Items from a dataset:

[BEGIN]

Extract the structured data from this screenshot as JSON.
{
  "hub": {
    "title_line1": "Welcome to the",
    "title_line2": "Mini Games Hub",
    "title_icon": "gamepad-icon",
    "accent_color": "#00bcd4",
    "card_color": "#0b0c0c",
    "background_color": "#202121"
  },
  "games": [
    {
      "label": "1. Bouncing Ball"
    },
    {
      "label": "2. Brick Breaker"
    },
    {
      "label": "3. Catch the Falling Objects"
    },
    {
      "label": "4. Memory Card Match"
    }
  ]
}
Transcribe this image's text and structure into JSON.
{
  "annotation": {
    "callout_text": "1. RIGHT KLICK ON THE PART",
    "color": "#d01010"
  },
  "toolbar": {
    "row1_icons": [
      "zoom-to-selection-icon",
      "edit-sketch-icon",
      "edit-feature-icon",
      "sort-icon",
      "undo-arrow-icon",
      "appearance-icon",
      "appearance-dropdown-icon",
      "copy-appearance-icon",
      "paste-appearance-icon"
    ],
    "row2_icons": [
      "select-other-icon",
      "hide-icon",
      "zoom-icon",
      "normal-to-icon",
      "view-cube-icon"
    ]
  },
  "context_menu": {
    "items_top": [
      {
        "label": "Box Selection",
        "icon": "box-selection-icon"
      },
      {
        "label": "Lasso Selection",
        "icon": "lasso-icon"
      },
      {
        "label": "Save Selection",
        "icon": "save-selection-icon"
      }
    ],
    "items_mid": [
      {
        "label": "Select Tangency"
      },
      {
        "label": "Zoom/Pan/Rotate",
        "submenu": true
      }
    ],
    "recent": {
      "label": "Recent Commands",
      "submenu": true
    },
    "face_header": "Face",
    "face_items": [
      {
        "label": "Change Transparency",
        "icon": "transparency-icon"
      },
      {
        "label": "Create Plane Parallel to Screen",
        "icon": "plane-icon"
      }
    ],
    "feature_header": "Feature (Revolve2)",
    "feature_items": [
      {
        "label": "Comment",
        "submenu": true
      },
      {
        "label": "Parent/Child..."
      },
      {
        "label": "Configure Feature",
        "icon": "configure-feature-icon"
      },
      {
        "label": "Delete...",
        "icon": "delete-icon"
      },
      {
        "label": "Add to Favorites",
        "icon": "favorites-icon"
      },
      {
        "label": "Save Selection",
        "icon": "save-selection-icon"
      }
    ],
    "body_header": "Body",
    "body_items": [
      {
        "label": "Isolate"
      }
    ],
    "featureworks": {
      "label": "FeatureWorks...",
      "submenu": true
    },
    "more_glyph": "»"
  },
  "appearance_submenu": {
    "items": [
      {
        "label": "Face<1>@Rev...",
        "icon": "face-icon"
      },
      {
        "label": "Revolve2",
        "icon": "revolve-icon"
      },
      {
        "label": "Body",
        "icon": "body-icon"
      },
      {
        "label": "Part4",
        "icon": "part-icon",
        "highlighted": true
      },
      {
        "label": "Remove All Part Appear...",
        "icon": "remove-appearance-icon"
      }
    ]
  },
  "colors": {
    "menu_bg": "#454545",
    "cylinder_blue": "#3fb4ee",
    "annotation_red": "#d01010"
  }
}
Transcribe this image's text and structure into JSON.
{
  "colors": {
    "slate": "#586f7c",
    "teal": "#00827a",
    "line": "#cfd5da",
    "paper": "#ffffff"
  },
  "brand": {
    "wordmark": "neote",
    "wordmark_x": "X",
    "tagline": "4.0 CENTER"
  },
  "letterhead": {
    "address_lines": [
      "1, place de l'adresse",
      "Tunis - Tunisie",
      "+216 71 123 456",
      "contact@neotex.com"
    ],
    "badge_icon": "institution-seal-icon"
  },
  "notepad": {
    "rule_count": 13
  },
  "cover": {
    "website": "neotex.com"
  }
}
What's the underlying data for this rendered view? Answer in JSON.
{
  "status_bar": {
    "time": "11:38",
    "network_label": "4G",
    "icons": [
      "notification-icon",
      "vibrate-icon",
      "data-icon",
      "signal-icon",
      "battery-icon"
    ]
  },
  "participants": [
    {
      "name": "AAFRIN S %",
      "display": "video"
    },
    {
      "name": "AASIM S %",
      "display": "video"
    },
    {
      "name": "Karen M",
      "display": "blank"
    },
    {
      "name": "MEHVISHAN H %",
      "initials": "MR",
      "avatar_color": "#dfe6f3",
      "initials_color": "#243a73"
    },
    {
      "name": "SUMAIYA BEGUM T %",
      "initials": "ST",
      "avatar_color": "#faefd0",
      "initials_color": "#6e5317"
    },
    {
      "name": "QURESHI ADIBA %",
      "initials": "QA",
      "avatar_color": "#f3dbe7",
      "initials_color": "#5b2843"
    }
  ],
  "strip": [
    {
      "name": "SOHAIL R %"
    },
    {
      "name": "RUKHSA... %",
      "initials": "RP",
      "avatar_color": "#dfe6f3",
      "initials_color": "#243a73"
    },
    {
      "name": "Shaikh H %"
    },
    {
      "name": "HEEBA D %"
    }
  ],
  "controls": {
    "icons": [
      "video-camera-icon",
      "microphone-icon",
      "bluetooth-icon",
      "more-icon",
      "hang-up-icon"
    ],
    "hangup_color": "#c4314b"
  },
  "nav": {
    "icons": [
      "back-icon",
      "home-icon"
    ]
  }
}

[END]

WHAT IS NEEDED:
Copy down every line of the material above that includes the string "neotex".

TASK RESULT:
      "contact@neotex.com"
    "website": "neotex.com"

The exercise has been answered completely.